• EXTRACTED INFORMATION
▬▬▬▬▬▬

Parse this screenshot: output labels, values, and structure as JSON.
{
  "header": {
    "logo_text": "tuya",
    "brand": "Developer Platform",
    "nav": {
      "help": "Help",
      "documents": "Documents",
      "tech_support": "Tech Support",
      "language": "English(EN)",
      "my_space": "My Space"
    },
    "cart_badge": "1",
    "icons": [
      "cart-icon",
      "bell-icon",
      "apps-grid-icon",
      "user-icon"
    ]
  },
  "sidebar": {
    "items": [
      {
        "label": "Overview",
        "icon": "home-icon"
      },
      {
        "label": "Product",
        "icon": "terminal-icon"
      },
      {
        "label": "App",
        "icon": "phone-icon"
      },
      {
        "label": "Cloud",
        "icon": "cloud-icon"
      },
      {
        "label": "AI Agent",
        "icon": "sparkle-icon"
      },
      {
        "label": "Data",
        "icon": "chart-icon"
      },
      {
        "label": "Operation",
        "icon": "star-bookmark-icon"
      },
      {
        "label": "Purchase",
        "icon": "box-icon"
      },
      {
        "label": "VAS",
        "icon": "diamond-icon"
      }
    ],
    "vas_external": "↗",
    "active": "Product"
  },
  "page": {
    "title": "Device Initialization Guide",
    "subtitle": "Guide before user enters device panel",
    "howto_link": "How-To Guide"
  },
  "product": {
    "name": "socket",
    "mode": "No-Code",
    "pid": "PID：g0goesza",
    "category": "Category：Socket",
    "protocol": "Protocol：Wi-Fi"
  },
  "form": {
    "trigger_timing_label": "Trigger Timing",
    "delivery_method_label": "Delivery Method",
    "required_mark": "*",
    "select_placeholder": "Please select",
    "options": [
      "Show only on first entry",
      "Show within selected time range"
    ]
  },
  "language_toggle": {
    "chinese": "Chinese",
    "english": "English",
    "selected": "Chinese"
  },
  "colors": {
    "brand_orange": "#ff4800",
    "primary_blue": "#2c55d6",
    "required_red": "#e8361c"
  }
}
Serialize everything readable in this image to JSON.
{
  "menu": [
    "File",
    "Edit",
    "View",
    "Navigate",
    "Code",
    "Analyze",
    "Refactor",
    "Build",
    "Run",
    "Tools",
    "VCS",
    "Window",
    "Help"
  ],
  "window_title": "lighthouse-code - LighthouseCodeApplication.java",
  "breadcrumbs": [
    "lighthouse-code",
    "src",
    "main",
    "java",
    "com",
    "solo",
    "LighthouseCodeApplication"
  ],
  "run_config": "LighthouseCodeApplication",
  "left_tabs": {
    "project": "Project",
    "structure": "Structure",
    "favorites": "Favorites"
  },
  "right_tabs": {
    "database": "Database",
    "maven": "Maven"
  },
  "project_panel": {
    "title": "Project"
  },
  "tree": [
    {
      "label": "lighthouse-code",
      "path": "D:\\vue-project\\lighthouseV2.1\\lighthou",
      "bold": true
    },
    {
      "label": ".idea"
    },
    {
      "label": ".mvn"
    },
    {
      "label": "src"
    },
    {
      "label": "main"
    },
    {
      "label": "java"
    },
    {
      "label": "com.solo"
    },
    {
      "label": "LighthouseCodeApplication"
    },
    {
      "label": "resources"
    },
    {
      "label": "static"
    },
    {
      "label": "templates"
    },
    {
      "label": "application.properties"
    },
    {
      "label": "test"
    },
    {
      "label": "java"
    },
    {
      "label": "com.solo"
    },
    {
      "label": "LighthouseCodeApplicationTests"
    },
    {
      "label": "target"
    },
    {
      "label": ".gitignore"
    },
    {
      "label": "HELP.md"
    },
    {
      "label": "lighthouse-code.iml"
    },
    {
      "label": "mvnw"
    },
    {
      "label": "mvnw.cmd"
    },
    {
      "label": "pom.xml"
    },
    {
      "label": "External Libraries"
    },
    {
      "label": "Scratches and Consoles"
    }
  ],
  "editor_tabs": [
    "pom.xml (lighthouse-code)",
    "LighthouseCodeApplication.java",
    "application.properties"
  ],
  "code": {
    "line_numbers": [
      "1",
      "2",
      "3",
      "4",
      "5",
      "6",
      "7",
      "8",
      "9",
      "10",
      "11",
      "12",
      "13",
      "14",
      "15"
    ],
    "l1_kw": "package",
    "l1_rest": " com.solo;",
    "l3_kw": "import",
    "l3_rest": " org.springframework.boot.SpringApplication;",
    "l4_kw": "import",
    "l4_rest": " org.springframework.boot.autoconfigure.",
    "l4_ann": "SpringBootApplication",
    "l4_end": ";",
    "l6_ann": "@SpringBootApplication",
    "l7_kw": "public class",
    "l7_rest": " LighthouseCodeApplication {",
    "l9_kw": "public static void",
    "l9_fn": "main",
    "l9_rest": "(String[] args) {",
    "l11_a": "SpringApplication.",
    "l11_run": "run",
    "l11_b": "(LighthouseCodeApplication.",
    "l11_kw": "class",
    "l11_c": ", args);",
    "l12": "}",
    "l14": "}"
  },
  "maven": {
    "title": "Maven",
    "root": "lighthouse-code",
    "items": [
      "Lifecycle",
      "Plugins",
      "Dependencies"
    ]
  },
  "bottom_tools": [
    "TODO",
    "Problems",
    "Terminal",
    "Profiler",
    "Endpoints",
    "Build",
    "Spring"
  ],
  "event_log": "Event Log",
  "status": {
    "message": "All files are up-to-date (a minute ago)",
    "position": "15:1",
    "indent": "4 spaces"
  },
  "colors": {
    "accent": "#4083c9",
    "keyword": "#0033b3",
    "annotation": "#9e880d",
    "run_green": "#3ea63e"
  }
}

▬▬▬▬▬▬

• PROBLEM DESCRIPTION
Your task is to output the full set of records exactly as presented.

• OUTPUT OF THE EXERCISE
Parse this screenshot: output labels, values, and structure as JSON.
{
  "header": {
    "logo_text": "tuya",
    "brand": "Developer Platform",
    "nav": {
      "help": "Help",
      "documents": "Documents",
      "tech_support": "Tech Support",
      "language": "English(EN)",
      "my_space": "My Space"
    },
    "cart_badge": "1",
    "icons": [
      "cart-icon",
      "bell-icon",
      "apps-grid-icon",
      "user-icon"
    ]
  },
  "sidebar": {
    "items": [
      {
        "label": "Overview",
        "icon": "home-icon"
      },
      {
        "label": "Product",
        "icon": "terminal-icon"
      },
      {
        "label": "App",
        "icon": "phone-icon"
      },
      {
        "label": "Cloud",
        "icon": "cloud-icon"
      },
      {
        "label": "AI Agent",
        "icon": "sparkle-icon"
      },
      {
        "label": "Data",
        "icon": "chart-icon"
      },
      {
        "label": "Operation",
        "icon": "star-bookmark-icon"
      },
      {
        "label": "Purchase",
        "icon": "box-icon"
      },
      {
        "label": "VAS",
        "icon": "diamond-icon"
      }
    ],
    "vas_external": "↗",
    "active": "Product"
  },
  "page": {
    "title": "Device Initialization Guide",
    "subtitle": "Guide before user enters device panel",
    "howto_link": "How-To Guide"
  },
  "product": {
    "name": "socket",
    "mode": "No-Code",
    "pid": "PID：g0goesza",
    "category": "Category：Socket",
    "protocol": "Protocol：Wi-Fi"
  },
  "form": {
    "trigger_timing_label": "Trigger Timing",
    "delivery_method_label": "Delivery Method",
    "required_mark": "*",
    "select_placeholder": "Please select",
    "options": [
      "Show only on first entry",
      "Show within selected time range"
    ]
  },
  "language_toggle": {
    "chinese": "Chinese",
    "english": "English",
    "selected": "Chinese"
  },
  "colors": {
    "brand_orange": "#ff4800",
    "primary_blue": "#2c55d6",
    "required_red": "#e8361c"
  }
}
Serialize everything readable in this image to JSON.
{
  "menu": [
    "File",
    "Edit",
    "View",
    "Navigate",
    "Code",
    "Analyze",
    "Refactor",
    "Build",
    "Run",
    "Tools",
    "VCS",
    "Window",
    "Help"
  ],
  "window_title": "lighthouse-code - LighthouseCodeApplication.java",
  "breadcrumbs": [
    "lighthouse-code",
    "src",
    "main",
    "java",
    "com",
    "solo",
    "LighthouseCodeApplication"
  ],
  "run_config": "LighthouseCodeApplication",
  "left_tabs": {
    "project": "Project",
    "structure": "Structure",
    "favorites": "Favorites"
  },
  "right_tabs": {
    "database": "Database",
    "maven": "Maven"
  },
  "project_panel": {
    "title": "Project"
  },
  "tree": [
    {
      "label": "lighthouse-code",
      "path": "D:\\vue-project\\lighthouseV2.1\\lighthou",
      "bold": true
    },
    {
      "label": ".idea"
    },
    {
      "label": ".mvn"
    },
    {
      "label": "src"
    },
    {
      "label": "main"
    },
    {
      "label": "java"
    },
    {
      "label": "com.solo"
    },
    {
      "label": "LighthouseCodeApplication"
    },
    {
      "label": "resources"
    },
    {
      "label": "static"
    },
    {
      "label": "templates"
    },
    {
      "label": "application.properties"
    },
    {
      "label": "test"
    },
    {
      "label": "java"
    },
    {
      "label": "com.solo"
    },
    {
      "label": "LighthouseCodeApplicationTests"
    },
    {
      "label": "target"
    },
    {
      "label": ".gitignore"
    },
    {
      "label": "HELP.md"
    },
    {
      "label": "lighthouse-code.iml"
    },
    {
      "label": "mvnw"
    },
    {
      "label": "mvnw.cmd"
    },
    {
      "label": "pom.xml"
    },
    {
      "label": "External Libraries"
    },
    {
      "label": "Scratches and Consoles"
    }
  ],
  "editor_tabs": [
    "pom.xml (lighthouse-code)",
    "LighthouseCodeApplication.java",
    "application.properties"
  ],
  "code": {
    "line_numbers": [
      "1",
      "2",
      "3",
      "4",
      "5",
      "6",
      "7",
      "8",
      "9",
      "10",
      "11",
      "12",
      "13",
      "14",
      "15"
    ],
    "l1_kw": "package",
    "l1_rest": " com.solo;",
    "l3_kw": "import",
    "l3_rest": " org.springframework.boot.SpringApplication;",
    "l4_kw": "import",
    "l4_rest": " org.springframework.boot.autoconfigure.",
    "l4_ann": "SpringBootApplication",
    "l4_end": ";",
    "l6_ann": "@SpringBootApplication",
    "l7_kw": "public class",
    "l7_rest": " LighthouseCodeApplication {",
    "l9_kw": "public static void",
    "l9_fn": "main",
    "l9_rest": "(String[] args) {",
    "l11_a": "SpringApplication.",
    "l11_run": "run",
    "l11_b": "(LighthouseCodeApplication.",
    "l11_kw": "class",
    "l11_c": ", args);",
    "l12": "}",
    "l14": "}"
  },
  "maven": {
    "title": "Maven",
    "root": "lighthouse-code",
    "items": [
      "Lifecycle",
      "Plugins",
      "Dependencies"
    ]
  },
  "bottom_tools": [
    "TODO",
    "Problems",
    "Terminal",
    "Profiler",
    "Endpoints",
    "Build",
    "Spring"
  ],
  "event_log": "Event Log",
  "status": {
    "message": "All files are up-to-date (a minute ago)",
    "position": "15:1",
    "indent": "4 spaces"
  },
  "colors": {
    "accent": "#4083c9",
    "keyword": "#0033b3",
    "annotation": "#9e880d",
    "run_green": "#3ea63e"
  }
}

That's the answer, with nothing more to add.